Data records:
—————

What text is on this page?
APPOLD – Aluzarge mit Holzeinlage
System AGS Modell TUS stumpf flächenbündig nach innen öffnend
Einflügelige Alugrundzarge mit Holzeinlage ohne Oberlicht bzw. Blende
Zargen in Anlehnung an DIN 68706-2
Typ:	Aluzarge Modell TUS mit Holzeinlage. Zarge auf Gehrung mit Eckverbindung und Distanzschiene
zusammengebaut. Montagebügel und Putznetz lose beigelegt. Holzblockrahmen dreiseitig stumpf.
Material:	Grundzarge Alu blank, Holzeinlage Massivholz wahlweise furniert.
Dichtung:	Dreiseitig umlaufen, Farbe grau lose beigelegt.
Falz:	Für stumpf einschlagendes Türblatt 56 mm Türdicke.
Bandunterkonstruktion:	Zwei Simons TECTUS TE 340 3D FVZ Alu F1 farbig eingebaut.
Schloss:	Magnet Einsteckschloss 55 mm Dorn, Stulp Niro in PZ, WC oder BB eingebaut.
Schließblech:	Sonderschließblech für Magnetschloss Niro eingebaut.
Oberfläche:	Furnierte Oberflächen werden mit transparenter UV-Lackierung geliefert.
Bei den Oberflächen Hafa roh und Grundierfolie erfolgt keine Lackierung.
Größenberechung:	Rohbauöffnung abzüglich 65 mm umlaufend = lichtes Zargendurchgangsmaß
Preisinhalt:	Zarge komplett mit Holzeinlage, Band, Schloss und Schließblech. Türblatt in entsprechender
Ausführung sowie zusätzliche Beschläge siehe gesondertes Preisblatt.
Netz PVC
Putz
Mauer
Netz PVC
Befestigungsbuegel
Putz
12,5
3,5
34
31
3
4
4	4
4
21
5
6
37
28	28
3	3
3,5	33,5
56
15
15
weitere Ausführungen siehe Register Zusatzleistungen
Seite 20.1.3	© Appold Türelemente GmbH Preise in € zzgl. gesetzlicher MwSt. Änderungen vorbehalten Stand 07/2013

—————

WHAT YOU WILL DO:
Print out every record again, exactly and in full.

COMPLETED EXERCISE:
What text is on this page?
APPOLD – Aluzarge mit Holzeinlage
System AGS Modell TUS stumpf flächenbündig nach innen öffnend
Einflügelige Alugrundzarge mit Holzeinlage ohne Oberlicht bzw. Blende
Zargen in Anlehnung an DIN 68706-2
Typ:	Aluzarge Modell TUS mit Holzeinlage. Zarge auf Gehrung mit Eckverbindung und Distanzschiene
zusammengebaut. Montagebügel und Putznetz lose beigelegt. Holzblockrahmen dreiseitig stumpf.
Material:	Grundzarge Alu blank, Holzeinlage Massivholz wahlweise furniert.
Dichtung:	Dreiseitig umlaufen, Farbe grau lose beigelegt.
Falz:	Für stumpf einschlagendes Türblatt 56 mm Türdicke.
Bandunterkonstruktion:	Zwei Simons TECTUS TE 340 3D FVZ Alu F1 farbig eingebaut.
Schloss:	Magnet Einsteckschloss 55 mm Dorn, Stulp Niro in PZ, WC oder BB eingebaut.
Schließblech:	Sonderschließblech für Magnetschloss Niro eingebaut.
Oberfläche:	Furnierte Oberflächen werden mit transparenter UV-Lackierung geliefert.
Bei den Oberflächen Hafa roh und Grundierfolie erfolgt keine Lackierung.
Größenberechung:	Rohbauöffnung abzüglich 65 mm umlaufend = lichtes Zargendurchgangsmaß
Preisinhalt:	Zarge komplett mit Holzeinlage, Band, Schloss und Schließblech. Türblatt in entsprechender
Ausführung sowie zusätzliche Beschläge siehe gesondertes Preisblatt.
Netz PVC
Putz
Mauer
Netz PVC
Befestigungsbuegel
Putz
12,5
3,5
34
31
3
4
4	4
4
21
5
6
37
28	28
3	3
3,5	33,5
56
15
15
weitere Ausführungen siehe Register Zusatzleistungen
Seite 20.1.3	© Appold Türelemente GmbH Preise in € zzgl. gesetzlicher MwSt. Änderungen vorbehalten Stand 07/2013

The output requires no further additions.